**SHORT PROBLEM 1**
Write out the part of the Intel Gen 11 graphics article from "Intel Gen 11" up to and including "11 GT2 configuration.".

Intel’s next generation of graphics cores aren’t here yet, but that hasn’t stopped the company from talking a big game about them. Intel spoke a little more about the company’s plans for the GPUs in the next year at GDC19, and they even unveiled a few planned changes for the software side of things, showing off a new driver interface and settings menu. The company just pushed out a few slides with specs for their Gen11 family, and they’re clearly gunning for AMD and current-gen consoles.
In Intel’s 33-page PDF detailing the Gen 11 graphics family, which will debut with Ice Lake later this year, there are a lot of in-depth technical details about the architecture’s make-up and where Intel has optimised the design. Gen 11 isn’t the departure from Intel’s design that everyone has been hoping for. It’s very similar to Gen 9 shipping in the 9th Gen processor family, but there are some significant upgrades.
Intel Gen 11 GT2 Specifications
|Gen9 GT2||Gen11 GT2||Xbox One|
|Single-precision FLOPS||384 FLOPS||1 TFLOPS||1.3 TFLOPS|
|Half-precision FLOPS||768 FLOPS||2 TFLOPS||2.6 TFLOPS|
|IMC configuration||2x 64-bit||4x 32-bit||8x 32-bit|
I’ve pulled these specs out of Intel’s table in their document and focused on the things that Critical Hit readers might be interested in. On paper, we’re looking at a big performance increase for Ice Lake’s graphics capability. GT2 is Intel’s codename for the mid-range configuration of the Gen 11 graphics you’ll find included in their processors, so a theoretical Core i3-109400 quad-core would launch with the Gen 11 GT2 configuration.

**INFORMATION GIVEN**
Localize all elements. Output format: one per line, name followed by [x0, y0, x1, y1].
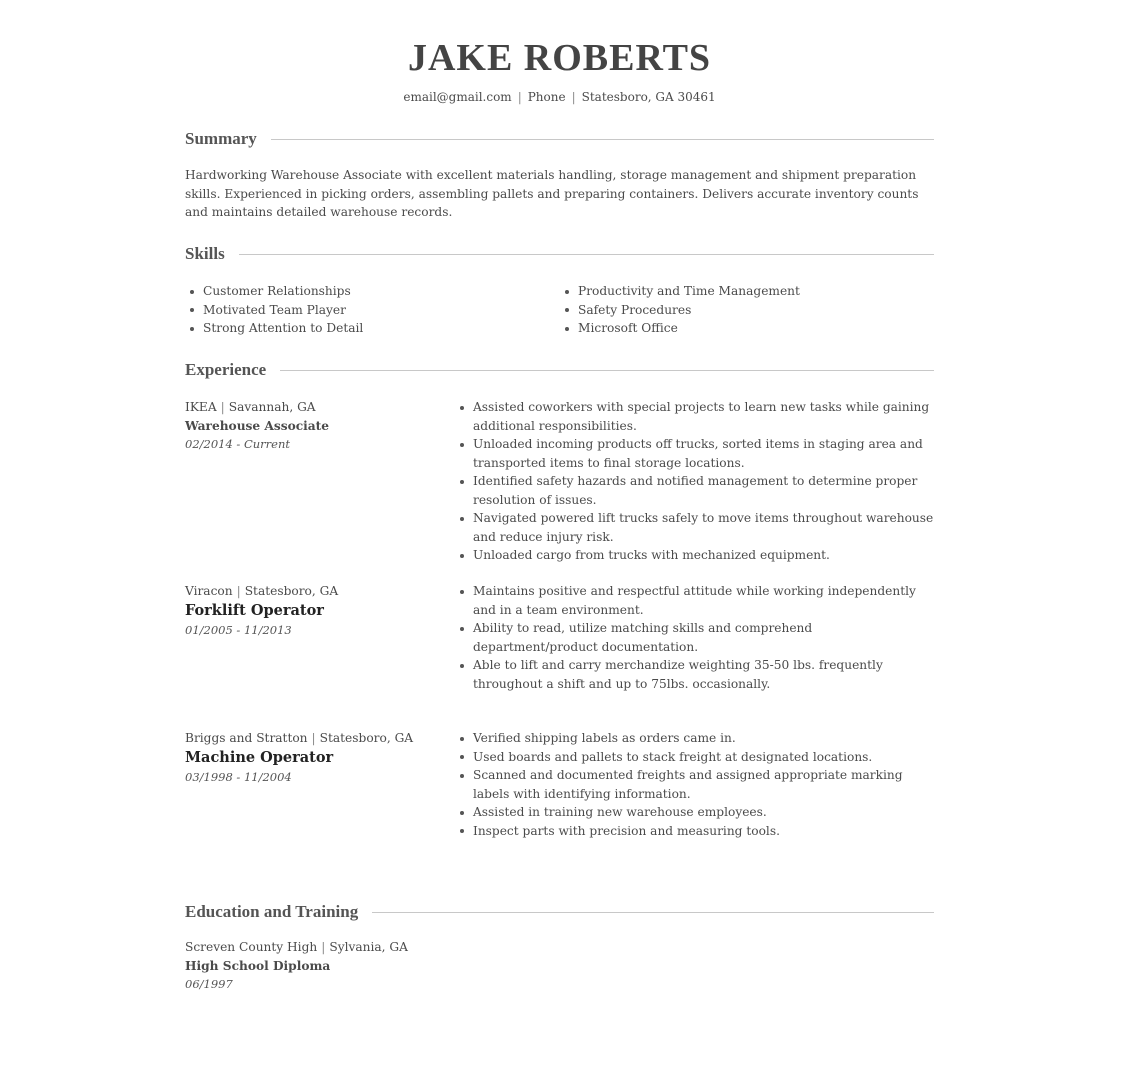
- job-bullets-briggs: [455, 729, 934, 840]
- skill-item: Safety Procedures: [560, 301, 934, 320]
- section-divider: [372, 912, 934, 913]
- job-company-line: [185, 582, 455, 601]
- job-details-briggs: [185, 729, 455, 786]
- experience-section-header: [185, 359, 934, 381]
- job-bullet-list: [455, 582, 934, 693]
- skills-right-column: [560, 282, 934, 338]
- company-separator: |: [220, 400, 225, 414]
- skill-item: Microsoft Office: [560, 319, 934, 338]
- education-degree: High School Diploma: [185, 958, 331, 973]
- education-section-header: [185, 901, 934, 923]
- summary-section-header: [185, 128, 934, 150]
- job-bullet: Inspect parts with precision and measuring tools.: [455, 822, 934, 841]
- job-company-line: [185, 729, 455, 748]
- education-school-line: [185, 938, 585, 957]
- skill-item: Motivated Team Player: [185, 301, 560, 320]
- job-role: Machine Operator: [185, 748, 334, 766]
- education-location: Sylvania, GA: [329, 940, 408, 954]
- job-details-viracon: [185, 582, 455, 639]
- skill-item: Customer Relationships: [185, 282, 560, 301]
- job-bullet-list: [455, 398, 934, 565]
- job-dates: 03/1998 - 11/2004: [185, 769, 292, 784]
- job-bullet: Unloaded cargo from trucks with mechanized equipment.: [455, 546, 934, 565]
- job-location: Statesboro, GA: [244, 584, 339, 598]
- job-company: IKEA: [185, 400, 217, 414]
- job-bullet: Identified safety hazards and notified management to determine proper resolution of issues.: [455, 472, 934, 509]
- education-school: Screven County High: [185, 940, 318, 954]
- job-bullet: Verified shipping labels as orders came in.: [455, 729, 934, 748]
- skills-left-list: [185, 282, 560, 338]
- job-location: Statesboro, GA: [319, 731, 414, 745]
- skills-title: Skills: [185, 244, 225, 263]
- skills-section-header: [185, 243, 934, 265]
- job-bullet: Used boards and pallets to stack freight at designated locations.: [455, 748, 934, 767]
- skill-item: Productivity and Time Management: [560, 282, 934, 301]
- job-bullet: Maintains positive and respectful attitude while working independently and in a team environment.: [455, 582, 934, 619]
- section-divider: [280, 370, 934, 371]
- skill-item: Strong Attention to Detail: [185, 319, 560, 338]
- skills-left-column: [185, 282, 560, 338]
- education-title: Education and Training: [185, 902, 359, 921]
- job-bullet: Assisted in training new warehouse employees.: [455, 803, 934, 822]
- job-bullet-list: [455, 729, 934, 840]
- skills-right-list: [560, 282, 934, 338]
- school-separator: |: [321, 940, 326, 954]
- job-bullet: Unloaded incoming products off trucks, sorted items in staging area and transported items to final storage locations.: [455, 435, 934, 472]
- summary-title: Summary: [185, 129, 257, 148]
- job-company: Briggs and Stratton: [185, 731, 308, 745]
- job-dates: 02/2014 - Current: [185, 437, 291, 451]
- job-company-line: [185, 398, 455, 417]
- experience-title: Experience: [185, 360, 267, 379]
- education-details: [185, 938, 585, 994]
- job-role: Warehouse Associate: [185, 418, 330, 433]
- company-separator: |: [311, 731, 316, 745]
- job-bullet: Assisted coworkers with special projects to learn new tasks while gaining additional responsibilities.: [455, 398, 934, 435]
- job-bullet: Ability to read, utilize matching skills and comprehend department/product documentation.: [455, 619, 934, 656]
- contact-line: [185, 88, 934, 106]
- education-date: 06/1997: [185, 977, 233, 991]
- contact-separator: |: [517, 90, 522, 104]
- contact-location: Statesboro, GA 30461: [581, 90, 716, 104]
- contact-separator: |: [571, 90, 576, 104]
- job-dates: 01/2005 - 11/2013: [185, 622, 292, 637]
- section-divider: [239, 254, 934, 255]
- contact-email: email@gmail.com: [403, 90, 512, 104]
- company-separator: |: [236, 584, 241, 598]
- job-role: Forklift Operator: [185, 601, 324, 619]
- job-bullets-ikea: [455, 398, 934, 565]
- job-location: Savannah, GA: [228, 400, 316, 414]
- job-bullets-viracon: [455, 582, 934, 693]
- job-bullet: Scanned and documented freights and assigned appropriate marking labels with identifying information.: [455, 766, 934, 803]
- job-details-ikea: [185, 398, 455, 454]
- summary-text: Hardworking Warehouse Associate with excellent materials handling, storage management and shipment preparation skills. Experienced in picking orders, assembling pallets and preparing containers. Delivers accurate inventory counts and maintains detailed warehouse records.: [185, 168, 919, 219]
- candidate-name: JAKE ROBERTS: [407, 37, 712, 79]
- job-bullet: Able to lift and carry merchandize weighting 35-50 lbs. frequently throughout a shift and up to 75lbs. occasionally.: [455, 656, 934, 693]
- contact-phone: Phone: [527, 90, 566, 104]
- section-divider: [271, 139, 934, 140]
- job-company: Viracon: [185, 584, 233, 598]
- job-bullet: Navigated powered lift trucks safely to move items throughout warehouse and reduce injury risk.: [455, 509, 934, 546]
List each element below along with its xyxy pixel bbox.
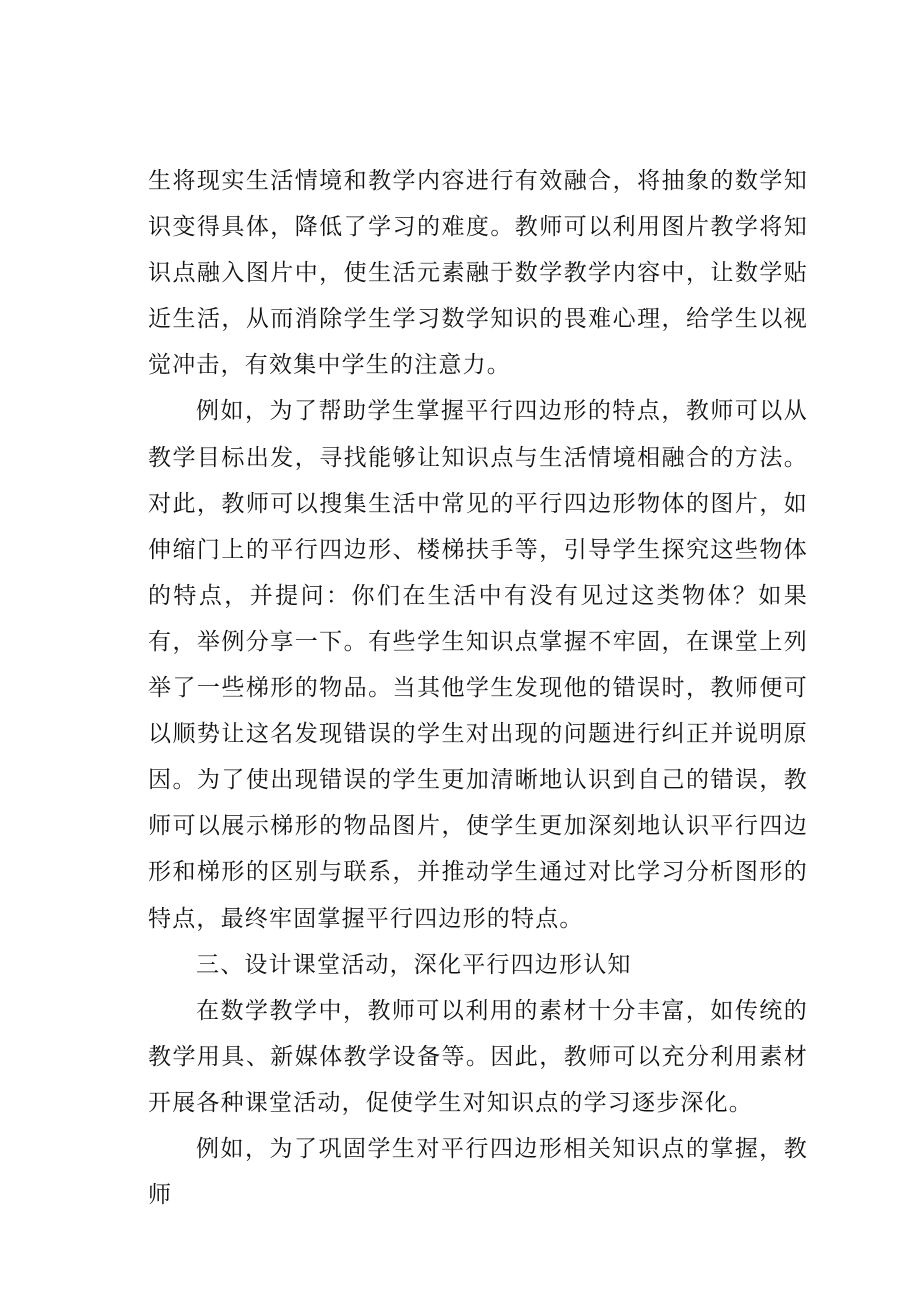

**SHORT PROBLEM 2**
In the records, take the lines from the line with "- job-bullets-briggs: [455, 729, 934, 840]" up to and including the line with "- education-location: Sylvania, GA: [329, 940, 408, 954]", and swap "Safety Procedures" for "Safety Regulations" while leaving everything else unchanged. Return only those lines.

**WRITTEN RESPONSE 1**
Intel Gen 11 GT2 Specifications
|Gen9 GT2||Gen11 GT2||Xbox One|
|Single-precision FLOPS||384 FLOPS||1 TFLOPS||1.3 TFLOPS|
|Half-precision FLOPS||768 FLOPS||2 TFLOPS||2.6 TFLOPS|
|IMC configuration||2x 64-bit||4x 32-bit||8x 32-bit|
I’ve pulled these specs out of Intel’s table in their document and focused on the things that Critical Hit readers might be interested in. On paper, we’re looking at a big performance increase for Ice Lake’s graphics capability. GT2 is Intel’s codename for the mid-range configuration of the Gen 11 graphics you’ll find included in their processors, so a theoretical Core i3-109400 quad-core would launch with the Gen 11 GT2 configuration.

**WRITTEN RESPONSE 2**
- job-bullets-briggs: [455, 729, 934, 840]
- skill-item: Safety Regulations: [560, 301, 934, 320]
- section-divider: [372, 912, 934, 913]
- job-company-line: [185, 582, 455, 601]
- job-details-briggs: [185, 729, 455, 786]
- experience-section-header: [185, 359, 934, 381]
- job-bullet-list: [455, 582, 934, 693]
- skills-right-column: [560, 282, 934, 338]
- company-separator: |: [220, 400, 225, 414]
- skill-item: Microsoft Office: [560, 319, 934, 338]
- education-degree: High School Diploma: [185, 958, 331, 973]
- education-section-header: [185, 901, 934, 923]
- summary-section-header: [185, 128, 934, 150]
- job-bullet: Inspect parts with precision and measuring tools.: [455, 822, 934, 841]
- job-company-line: [185, 729, 455, 748]
- education-school-line: [185, 938, 585, 957]
- skill-item: Motivated Team Player: [185, 301, 560, 320]
- job-role: Machine Operator: [185, 748, 334, 766]
- education-location: Sylvania, GA: [329, 940, 408, 954]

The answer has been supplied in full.